TASK GOAL:
Locate every line in the material below that has the word "screenshot". Copy each of those lines.

Records from a collection:
▽

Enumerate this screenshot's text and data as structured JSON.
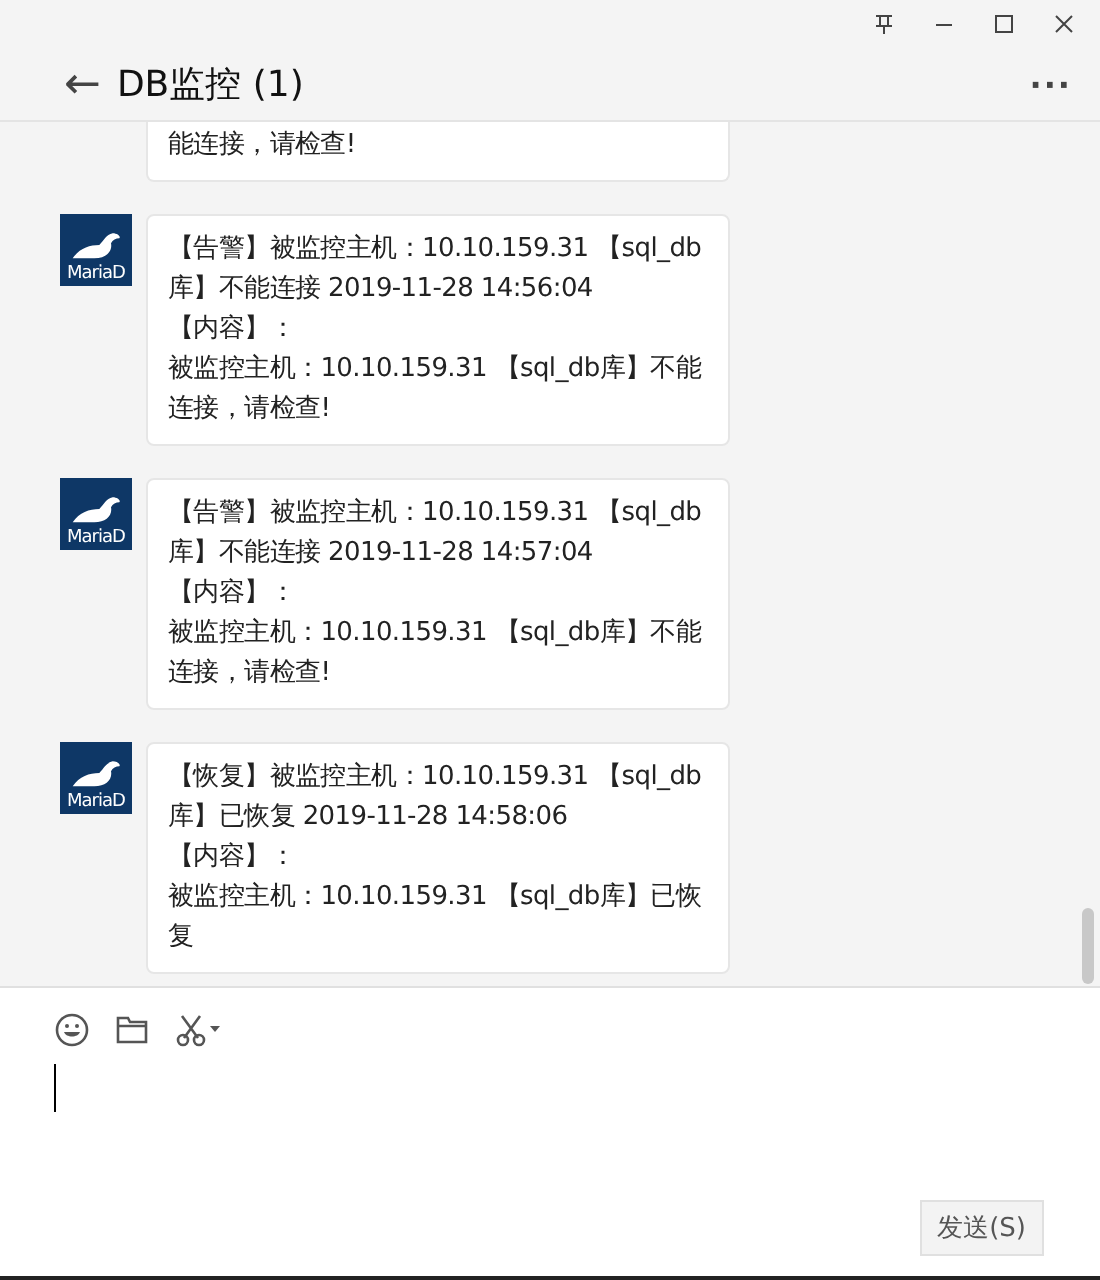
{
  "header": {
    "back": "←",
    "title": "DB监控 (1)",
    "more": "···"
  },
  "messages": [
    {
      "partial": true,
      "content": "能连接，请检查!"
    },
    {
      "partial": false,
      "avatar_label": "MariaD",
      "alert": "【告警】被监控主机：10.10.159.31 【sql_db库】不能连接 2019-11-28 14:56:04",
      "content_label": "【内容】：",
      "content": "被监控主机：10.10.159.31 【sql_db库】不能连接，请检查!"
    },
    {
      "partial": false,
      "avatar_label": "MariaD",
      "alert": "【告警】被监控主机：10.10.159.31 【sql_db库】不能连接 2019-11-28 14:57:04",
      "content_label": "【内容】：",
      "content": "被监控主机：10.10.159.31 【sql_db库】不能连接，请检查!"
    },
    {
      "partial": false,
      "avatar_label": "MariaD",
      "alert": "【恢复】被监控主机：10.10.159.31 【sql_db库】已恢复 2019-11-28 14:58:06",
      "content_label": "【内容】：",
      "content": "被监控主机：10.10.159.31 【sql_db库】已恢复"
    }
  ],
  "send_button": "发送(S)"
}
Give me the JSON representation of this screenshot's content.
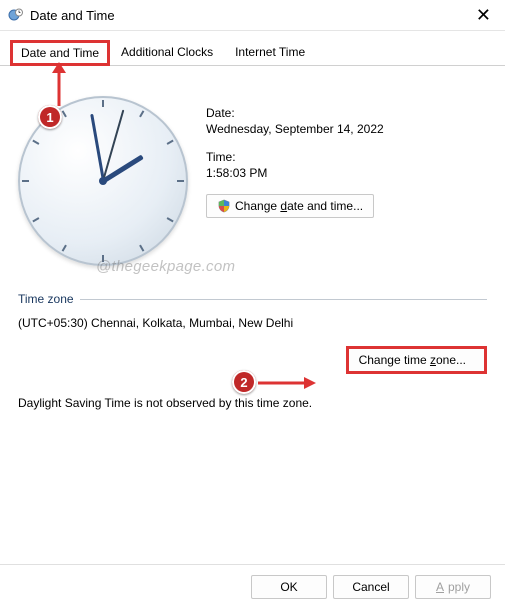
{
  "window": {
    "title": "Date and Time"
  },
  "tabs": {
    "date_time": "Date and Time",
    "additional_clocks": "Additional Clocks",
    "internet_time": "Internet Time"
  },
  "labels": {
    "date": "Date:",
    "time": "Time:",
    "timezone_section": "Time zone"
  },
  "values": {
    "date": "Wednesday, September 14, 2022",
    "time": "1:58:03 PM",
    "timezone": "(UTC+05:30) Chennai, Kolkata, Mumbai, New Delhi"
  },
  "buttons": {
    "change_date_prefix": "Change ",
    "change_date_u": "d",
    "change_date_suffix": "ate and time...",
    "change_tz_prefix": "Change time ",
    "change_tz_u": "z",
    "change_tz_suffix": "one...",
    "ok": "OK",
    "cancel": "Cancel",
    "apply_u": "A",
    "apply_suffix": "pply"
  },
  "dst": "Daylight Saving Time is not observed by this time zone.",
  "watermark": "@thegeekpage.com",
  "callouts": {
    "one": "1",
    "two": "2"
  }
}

△
▽

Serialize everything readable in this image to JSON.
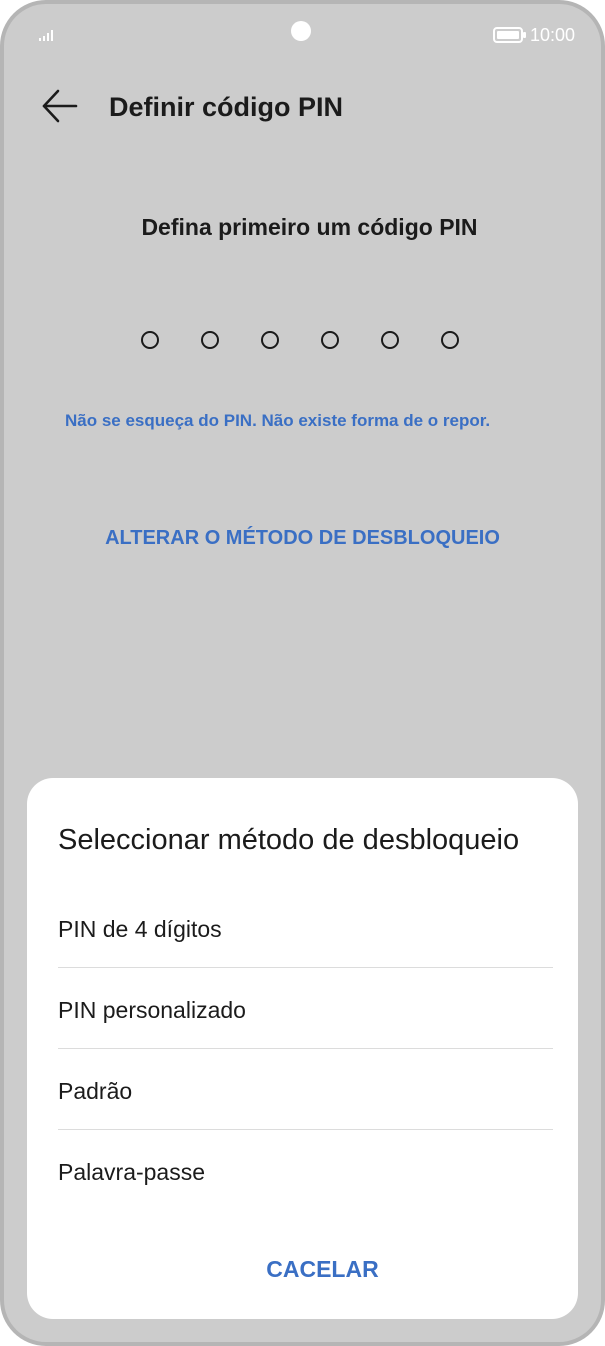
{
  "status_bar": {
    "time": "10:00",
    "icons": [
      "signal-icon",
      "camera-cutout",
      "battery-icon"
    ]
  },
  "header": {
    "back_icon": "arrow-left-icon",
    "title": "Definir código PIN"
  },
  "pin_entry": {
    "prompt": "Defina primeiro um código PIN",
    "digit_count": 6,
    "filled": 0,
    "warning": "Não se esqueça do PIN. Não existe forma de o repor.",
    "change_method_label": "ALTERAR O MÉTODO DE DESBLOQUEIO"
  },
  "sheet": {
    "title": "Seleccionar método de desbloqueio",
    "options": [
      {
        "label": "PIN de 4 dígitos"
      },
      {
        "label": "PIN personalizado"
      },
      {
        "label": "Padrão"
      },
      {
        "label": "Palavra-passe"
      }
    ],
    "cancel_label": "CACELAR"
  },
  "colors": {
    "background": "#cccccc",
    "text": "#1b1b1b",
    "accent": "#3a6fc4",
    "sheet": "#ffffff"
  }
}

△
▽

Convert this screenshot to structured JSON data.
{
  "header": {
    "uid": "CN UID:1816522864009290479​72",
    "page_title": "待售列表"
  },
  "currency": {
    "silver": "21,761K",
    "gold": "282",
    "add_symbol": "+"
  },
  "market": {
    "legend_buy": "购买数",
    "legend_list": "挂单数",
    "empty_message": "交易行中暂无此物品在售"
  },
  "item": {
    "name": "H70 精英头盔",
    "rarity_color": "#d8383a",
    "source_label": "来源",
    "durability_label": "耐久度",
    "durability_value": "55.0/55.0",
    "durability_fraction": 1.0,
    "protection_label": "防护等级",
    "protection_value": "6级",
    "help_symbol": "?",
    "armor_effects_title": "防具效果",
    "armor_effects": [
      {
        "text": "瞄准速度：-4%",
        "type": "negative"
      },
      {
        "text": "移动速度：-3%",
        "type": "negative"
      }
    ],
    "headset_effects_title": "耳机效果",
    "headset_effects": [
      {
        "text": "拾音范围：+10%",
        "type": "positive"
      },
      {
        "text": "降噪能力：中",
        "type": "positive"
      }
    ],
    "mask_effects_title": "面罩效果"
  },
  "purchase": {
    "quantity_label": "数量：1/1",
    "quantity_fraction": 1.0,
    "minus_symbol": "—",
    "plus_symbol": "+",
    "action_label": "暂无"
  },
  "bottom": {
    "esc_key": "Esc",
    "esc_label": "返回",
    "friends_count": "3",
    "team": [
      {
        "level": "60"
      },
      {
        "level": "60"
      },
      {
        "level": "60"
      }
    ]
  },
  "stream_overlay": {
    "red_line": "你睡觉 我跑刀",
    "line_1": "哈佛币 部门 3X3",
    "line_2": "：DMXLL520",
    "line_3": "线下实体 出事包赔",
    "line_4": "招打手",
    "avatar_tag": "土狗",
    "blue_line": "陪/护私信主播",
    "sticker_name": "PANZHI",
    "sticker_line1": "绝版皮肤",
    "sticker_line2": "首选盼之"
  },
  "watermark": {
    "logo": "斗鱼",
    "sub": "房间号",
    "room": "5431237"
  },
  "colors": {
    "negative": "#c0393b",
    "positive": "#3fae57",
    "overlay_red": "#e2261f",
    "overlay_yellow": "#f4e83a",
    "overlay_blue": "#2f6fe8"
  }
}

△

WRITTEN SOLUTION:
Enumerate this screenshot's text and data as structured JSON.
Give me the JSON representation of this screenshot's content.
Convert this screenshot to structured JSON data.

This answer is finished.